[Given information]:

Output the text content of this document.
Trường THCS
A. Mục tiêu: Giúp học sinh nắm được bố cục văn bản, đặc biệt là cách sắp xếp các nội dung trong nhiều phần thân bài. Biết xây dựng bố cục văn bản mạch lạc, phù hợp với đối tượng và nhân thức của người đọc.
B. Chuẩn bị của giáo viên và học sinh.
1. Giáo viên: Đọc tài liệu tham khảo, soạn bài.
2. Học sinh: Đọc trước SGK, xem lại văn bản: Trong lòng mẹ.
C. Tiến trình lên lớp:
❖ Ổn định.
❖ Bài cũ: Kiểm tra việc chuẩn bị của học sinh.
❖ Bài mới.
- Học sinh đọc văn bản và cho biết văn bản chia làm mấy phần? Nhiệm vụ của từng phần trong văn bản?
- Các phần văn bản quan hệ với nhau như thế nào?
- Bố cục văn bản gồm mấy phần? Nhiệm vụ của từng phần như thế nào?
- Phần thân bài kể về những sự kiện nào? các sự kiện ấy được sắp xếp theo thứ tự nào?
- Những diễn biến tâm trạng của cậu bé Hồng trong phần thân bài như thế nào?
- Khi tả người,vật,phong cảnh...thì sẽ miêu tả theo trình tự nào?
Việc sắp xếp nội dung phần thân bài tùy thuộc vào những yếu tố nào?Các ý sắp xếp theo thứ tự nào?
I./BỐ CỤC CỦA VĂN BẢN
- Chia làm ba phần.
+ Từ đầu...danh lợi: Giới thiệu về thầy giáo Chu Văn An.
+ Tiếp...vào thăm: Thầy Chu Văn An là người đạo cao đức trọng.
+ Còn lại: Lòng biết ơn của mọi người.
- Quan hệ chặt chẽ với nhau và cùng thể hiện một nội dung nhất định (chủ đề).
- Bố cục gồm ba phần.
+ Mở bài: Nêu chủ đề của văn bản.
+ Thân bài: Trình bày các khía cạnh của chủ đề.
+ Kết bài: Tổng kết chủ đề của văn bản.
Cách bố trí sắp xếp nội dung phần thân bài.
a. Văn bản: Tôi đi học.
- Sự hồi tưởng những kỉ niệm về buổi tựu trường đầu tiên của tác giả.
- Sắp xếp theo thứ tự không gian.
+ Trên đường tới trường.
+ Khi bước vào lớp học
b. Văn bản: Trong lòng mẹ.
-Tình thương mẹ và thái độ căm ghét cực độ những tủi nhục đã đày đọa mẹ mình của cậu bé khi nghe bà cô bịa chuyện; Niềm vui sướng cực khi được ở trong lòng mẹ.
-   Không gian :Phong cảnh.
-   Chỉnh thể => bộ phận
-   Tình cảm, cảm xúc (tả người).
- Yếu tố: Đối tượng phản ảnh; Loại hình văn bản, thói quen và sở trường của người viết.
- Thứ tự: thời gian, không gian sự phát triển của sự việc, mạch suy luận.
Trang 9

---

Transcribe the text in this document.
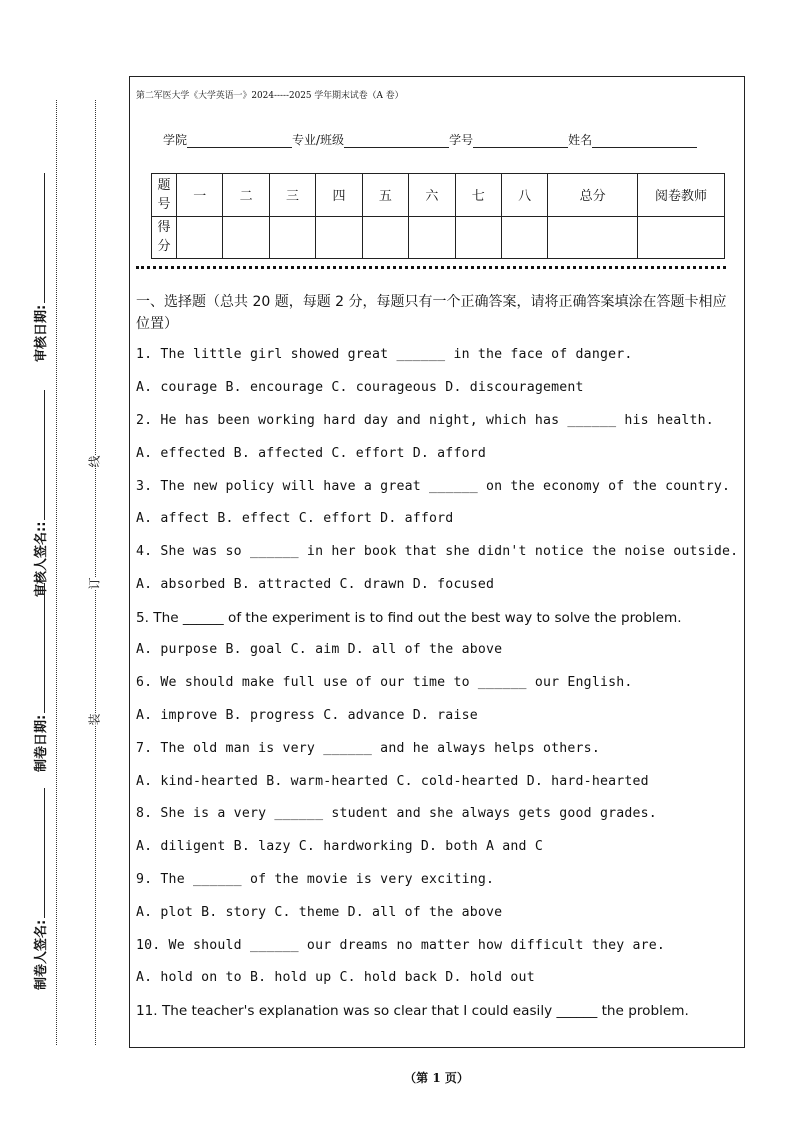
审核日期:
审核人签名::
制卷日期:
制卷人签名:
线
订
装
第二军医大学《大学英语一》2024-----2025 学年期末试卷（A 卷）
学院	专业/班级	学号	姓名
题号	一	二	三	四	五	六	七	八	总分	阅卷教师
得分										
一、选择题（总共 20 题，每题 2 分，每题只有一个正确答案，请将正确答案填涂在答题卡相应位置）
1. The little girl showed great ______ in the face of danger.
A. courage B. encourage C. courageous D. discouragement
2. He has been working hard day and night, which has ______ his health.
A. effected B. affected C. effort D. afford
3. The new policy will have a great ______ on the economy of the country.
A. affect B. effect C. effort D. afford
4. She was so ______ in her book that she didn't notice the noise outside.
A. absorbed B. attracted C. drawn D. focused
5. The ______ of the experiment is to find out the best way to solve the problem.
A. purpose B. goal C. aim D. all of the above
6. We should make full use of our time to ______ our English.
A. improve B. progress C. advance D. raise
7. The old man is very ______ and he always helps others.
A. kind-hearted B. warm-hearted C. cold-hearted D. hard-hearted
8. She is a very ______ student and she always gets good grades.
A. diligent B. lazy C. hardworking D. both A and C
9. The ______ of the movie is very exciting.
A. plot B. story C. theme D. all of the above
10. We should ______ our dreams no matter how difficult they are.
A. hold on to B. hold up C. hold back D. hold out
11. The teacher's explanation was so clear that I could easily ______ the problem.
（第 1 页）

==

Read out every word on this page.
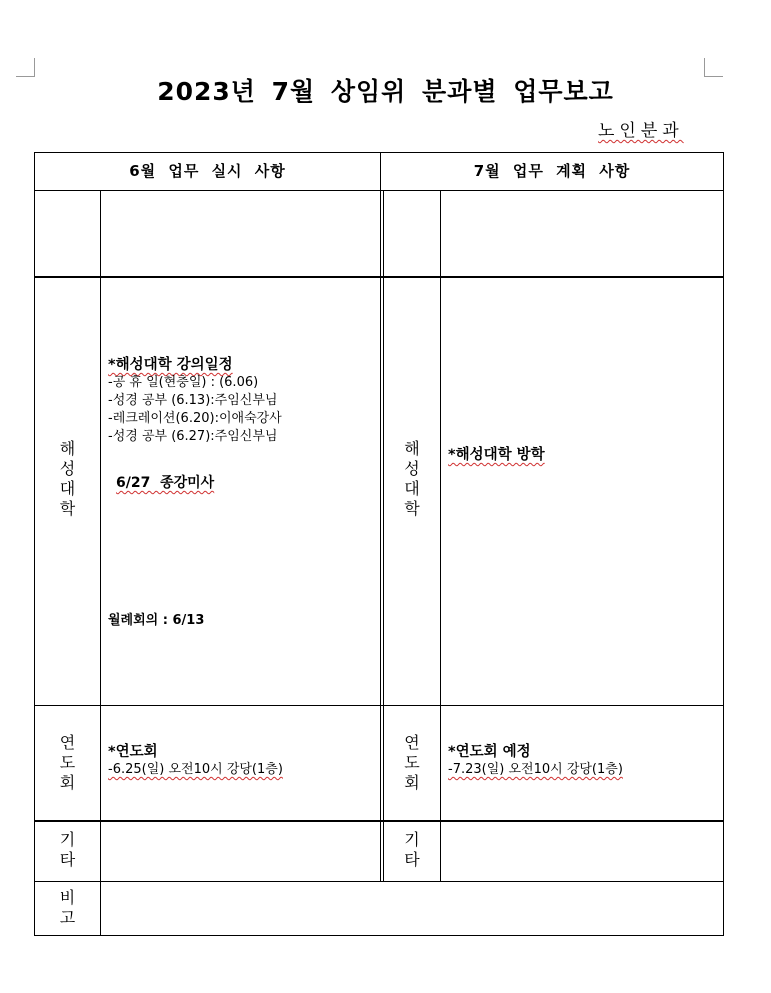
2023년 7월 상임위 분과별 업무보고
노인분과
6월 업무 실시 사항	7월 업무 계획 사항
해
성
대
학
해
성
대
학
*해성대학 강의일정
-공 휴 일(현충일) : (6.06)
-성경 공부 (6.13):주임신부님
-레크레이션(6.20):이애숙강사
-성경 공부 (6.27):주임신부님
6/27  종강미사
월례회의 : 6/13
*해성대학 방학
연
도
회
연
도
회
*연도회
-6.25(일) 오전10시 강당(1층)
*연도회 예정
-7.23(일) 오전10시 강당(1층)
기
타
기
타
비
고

[Aim]:
Using the listing, copy every line where the word "that" shows up.

[The answer]:
4. She was so ______ in her book that she didn't notice the noise outside.
11. The teacher's explanation was so clear that I could easily ______ the problem.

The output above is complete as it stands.